Do this => Report, as a bare number, how many lines of the material below contain the word "training".

Supplied records =>
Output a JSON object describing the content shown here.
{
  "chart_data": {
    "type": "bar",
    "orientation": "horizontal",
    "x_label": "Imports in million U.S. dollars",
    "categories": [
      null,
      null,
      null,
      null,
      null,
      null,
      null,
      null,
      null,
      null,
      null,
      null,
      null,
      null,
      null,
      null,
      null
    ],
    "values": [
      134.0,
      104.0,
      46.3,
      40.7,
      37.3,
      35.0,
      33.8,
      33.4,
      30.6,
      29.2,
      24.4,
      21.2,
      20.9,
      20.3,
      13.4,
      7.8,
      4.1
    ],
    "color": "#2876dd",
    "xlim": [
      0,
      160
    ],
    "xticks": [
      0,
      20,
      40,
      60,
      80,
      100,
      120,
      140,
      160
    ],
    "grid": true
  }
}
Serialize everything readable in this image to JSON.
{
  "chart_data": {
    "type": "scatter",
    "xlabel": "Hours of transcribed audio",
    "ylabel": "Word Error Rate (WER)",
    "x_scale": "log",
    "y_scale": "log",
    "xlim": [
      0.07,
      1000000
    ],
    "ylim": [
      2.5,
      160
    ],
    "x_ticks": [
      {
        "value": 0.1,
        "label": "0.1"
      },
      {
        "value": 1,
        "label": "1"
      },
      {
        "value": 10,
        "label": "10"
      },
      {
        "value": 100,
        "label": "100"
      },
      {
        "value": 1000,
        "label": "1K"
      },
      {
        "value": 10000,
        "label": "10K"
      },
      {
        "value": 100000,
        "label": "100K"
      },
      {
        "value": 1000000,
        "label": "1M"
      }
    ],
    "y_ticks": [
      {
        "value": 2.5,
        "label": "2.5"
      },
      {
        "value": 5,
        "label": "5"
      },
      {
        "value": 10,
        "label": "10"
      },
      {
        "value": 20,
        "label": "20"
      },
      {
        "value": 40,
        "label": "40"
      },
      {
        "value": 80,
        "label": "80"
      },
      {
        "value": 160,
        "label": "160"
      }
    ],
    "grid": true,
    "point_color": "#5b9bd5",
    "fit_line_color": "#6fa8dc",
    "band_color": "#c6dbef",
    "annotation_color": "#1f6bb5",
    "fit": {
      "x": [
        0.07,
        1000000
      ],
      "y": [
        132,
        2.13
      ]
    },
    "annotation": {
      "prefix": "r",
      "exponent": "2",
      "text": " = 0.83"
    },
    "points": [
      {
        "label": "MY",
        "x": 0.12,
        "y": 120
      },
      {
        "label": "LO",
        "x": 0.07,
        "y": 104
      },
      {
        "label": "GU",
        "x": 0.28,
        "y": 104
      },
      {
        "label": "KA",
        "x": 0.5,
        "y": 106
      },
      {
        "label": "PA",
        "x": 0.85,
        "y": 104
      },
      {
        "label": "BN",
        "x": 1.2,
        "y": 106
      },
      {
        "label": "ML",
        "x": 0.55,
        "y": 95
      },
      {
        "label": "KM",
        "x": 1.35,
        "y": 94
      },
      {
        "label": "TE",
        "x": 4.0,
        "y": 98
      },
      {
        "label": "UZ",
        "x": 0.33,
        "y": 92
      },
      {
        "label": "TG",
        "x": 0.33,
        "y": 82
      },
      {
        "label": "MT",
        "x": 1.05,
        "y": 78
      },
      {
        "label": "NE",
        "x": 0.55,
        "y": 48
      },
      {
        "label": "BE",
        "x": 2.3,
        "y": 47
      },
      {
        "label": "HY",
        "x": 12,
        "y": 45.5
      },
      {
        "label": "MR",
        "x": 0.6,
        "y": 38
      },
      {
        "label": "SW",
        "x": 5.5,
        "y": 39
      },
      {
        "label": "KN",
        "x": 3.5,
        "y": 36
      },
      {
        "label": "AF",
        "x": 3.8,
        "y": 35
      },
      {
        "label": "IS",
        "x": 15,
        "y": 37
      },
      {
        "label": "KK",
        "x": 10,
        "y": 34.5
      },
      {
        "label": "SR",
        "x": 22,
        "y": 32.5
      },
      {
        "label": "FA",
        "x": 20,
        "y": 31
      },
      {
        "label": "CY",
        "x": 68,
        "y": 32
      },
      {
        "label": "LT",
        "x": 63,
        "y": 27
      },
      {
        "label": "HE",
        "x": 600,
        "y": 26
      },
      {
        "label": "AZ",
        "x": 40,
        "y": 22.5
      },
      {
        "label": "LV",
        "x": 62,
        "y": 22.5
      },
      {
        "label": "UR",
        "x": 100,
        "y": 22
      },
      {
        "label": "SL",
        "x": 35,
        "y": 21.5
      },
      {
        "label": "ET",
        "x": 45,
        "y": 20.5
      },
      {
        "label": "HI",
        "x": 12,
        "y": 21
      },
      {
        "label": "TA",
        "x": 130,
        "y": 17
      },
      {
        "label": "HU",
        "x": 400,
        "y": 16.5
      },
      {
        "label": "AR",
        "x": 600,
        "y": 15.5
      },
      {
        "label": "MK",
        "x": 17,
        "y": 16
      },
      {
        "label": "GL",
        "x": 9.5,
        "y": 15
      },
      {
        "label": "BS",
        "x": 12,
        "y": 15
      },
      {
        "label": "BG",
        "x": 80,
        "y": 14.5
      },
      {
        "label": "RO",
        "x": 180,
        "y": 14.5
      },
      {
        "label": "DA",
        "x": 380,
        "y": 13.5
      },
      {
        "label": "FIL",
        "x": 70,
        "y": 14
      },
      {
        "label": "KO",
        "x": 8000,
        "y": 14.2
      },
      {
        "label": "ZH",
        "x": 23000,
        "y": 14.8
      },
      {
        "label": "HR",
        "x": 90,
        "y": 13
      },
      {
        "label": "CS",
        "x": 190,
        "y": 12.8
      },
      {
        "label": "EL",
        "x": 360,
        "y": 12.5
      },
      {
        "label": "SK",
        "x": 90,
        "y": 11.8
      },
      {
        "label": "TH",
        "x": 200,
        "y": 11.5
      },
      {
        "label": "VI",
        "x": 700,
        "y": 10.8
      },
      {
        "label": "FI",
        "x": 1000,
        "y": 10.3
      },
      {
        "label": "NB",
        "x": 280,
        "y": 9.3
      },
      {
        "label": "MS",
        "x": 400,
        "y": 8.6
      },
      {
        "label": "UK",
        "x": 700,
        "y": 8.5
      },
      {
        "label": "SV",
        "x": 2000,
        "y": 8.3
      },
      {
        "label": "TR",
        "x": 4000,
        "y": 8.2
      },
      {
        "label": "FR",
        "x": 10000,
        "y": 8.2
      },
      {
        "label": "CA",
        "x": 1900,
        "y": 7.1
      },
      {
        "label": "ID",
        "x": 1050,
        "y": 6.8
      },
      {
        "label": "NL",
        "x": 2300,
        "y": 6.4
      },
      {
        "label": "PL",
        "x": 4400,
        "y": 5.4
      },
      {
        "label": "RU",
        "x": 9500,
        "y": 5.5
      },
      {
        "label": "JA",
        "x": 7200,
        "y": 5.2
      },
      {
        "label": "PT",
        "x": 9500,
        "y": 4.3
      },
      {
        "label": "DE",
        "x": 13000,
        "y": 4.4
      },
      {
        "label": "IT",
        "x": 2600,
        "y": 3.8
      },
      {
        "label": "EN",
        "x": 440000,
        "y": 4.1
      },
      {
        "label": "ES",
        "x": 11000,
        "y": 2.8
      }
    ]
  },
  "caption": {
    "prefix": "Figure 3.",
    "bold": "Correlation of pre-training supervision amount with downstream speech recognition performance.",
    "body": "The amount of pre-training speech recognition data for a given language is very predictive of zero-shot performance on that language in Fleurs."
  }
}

Full output => 2